▶ **Exercise description**
Lines containing "aids" are to be counted. Report the count alone.

▶ **Task input**
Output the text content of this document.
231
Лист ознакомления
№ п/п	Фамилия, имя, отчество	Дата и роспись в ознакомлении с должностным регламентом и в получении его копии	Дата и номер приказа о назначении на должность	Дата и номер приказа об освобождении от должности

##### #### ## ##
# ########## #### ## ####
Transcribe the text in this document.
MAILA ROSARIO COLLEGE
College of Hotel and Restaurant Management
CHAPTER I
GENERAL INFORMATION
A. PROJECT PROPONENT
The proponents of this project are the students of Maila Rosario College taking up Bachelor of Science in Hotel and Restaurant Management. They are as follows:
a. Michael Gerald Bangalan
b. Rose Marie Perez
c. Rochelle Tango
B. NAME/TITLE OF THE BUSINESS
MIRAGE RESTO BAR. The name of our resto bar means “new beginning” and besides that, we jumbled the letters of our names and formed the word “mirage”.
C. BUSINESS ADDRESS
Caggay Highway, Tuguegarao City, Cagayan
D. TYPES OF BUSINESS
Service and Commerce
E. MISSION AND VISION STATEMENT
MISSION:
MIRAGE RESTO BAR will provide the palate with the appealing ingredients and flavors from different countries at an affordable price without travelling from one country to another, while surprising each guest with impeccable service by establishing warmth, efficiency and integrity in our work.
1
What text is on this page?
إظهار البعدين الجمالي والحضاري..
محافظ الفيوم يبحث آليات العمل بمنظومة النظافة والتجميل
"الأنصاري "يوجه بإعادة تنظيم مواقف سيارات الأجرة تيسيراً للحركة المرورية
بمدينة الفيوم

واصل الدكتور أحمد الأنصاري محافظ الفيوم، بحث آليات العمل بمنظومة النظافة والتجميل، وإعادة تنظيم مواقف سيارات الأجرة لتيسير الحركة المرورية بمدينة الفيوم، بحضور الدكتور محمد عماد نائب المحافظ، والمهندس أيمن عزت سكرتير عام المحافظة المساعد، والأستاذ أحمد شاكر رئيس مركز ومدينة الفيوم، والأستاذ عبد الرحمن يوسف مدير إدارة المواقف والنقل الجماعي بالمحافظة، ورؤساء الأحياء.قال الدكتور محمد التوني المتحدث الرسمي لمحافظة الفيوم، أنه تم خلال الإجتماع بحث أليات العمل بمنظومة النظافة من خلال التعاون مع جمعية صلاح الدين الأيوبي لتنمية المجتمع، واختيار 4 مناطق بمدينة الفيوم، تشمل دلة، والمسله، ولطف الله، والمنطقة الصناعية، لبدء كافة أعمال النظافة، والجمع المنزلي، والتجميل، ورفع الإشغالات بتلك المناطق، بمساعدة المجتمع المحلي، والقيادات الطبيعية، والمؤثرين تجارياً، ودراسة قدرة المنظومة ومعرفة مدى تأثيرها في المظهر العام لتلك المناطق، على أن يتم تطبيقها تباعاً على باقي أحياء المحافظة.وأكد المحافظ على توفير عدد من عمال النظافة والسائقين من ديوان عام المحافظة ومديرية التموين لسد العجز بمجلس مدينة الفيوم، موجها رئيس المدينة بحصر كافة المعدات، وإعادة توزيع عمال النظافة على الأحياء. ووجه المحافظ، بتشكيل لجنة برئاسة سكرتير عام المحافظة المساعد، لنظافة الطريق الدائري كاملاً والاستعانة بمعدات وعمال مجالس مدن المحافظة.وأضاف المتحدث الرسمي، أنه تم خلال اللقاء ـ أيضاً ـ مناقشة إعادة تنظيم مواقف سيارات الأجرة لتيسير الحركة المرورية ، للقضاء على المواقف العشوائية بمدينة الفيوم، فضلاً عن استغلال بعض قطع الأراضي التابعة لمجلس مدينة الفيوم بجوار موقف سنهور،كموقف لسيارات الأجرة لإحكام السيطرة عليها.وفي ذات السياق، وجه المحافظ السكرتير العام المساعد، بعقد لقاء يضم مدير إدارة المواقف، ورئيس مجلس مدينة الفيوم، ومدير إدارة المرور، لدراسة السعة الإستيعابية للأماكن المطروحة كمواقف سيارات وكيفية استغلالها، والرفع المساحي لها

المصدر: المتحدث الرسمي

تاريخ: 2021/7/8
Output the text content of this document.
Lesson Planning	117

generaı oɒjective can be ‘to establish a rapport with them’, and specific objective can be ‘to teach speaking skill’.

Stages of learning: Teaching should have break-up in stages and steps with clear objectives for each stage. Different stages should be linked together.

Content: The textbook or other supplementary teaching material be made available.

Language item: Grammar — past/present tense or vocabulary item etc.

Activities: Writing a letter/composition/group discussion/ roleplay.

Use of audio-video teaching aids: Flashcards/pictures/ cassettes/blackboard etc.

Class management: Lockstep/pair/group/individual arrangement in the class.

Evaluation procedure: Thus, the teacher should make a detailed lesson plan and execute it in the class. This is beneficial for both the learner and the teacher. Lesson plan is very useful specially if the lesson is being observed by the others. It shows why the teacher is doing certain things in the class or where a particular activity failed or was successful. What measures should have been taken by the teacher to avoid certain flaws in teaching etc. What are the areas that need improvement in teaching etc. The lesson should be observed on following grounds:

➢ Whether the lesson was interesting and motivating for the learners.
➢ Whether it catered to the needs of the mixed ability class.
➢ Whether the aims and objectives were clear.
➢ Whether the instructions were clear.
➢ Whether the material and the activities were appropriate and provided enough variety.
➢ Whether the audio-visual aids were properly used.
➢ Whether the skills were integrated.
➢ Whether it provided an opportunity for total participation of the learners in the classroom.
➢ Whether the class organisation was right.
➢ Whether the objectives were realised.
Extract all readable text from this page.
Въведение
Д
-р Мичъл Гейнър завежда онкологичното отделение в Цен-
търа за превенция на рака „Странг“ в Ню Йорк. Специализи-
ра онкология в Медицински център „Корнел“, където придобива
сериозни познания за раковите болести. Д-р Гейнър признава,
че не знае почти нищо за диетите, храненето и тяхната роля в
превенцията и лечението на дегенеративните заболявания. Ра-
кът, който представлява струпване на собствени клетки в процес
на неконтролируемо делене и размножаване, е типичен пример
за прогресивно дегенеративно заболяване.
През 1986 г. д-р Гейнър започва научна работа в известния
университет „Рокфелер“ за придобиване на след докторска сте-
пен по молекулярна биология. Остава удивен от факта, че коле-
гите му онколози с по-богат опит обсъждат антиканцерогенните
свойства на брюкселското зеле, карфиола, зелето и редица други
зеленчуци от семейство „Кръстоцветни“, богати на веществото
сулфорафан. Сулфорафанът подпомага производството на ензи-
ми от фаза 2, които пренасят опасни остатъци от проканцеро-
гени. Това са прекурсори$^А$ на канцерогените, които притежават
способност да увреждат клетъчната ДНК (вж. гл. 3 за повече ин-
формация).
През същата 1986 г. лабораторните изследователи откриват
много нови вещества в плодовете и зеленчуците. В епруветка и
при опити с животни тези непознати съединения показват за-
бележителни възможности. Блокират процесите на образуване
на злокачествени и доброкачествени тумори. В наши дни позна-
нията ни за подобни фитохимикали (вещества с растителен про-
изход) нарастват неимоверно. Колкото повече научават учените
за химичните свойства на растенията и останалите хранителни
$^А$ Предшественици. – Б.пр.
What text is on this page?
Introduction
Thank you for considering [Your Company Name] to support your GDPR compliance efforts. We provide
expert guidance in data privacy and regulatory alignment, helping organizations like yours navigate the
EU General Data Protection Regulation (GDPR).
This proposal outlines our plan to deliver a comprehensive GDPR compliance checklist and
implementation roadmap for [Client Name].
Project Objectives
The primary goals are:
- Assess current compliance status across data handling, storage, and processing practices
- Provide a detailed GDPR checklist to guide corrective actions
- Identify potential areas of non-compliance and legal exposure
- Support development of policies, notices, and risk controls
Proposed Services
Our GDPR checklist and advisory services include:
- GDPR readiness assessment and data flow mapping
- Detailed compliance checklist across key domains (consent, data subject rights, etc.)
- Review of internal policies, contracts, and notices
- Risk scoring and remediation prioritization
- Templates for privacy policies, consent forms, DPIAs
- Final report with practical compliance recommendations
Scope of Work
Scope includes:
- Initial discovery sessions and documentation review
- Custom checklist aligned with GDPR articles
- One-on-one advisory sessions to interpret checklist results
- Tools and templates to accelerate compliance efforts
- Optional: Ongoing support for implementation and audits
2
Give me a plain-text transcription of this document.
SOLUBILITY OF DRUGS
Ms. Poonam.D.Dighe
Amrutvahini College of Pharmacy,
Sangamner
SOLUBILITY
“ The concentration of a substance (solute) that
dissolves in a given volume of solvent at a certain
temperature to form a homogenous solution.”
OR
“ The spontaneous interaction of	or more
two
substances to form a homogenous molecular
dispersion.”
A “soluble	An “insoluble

▶ **Written solution**
2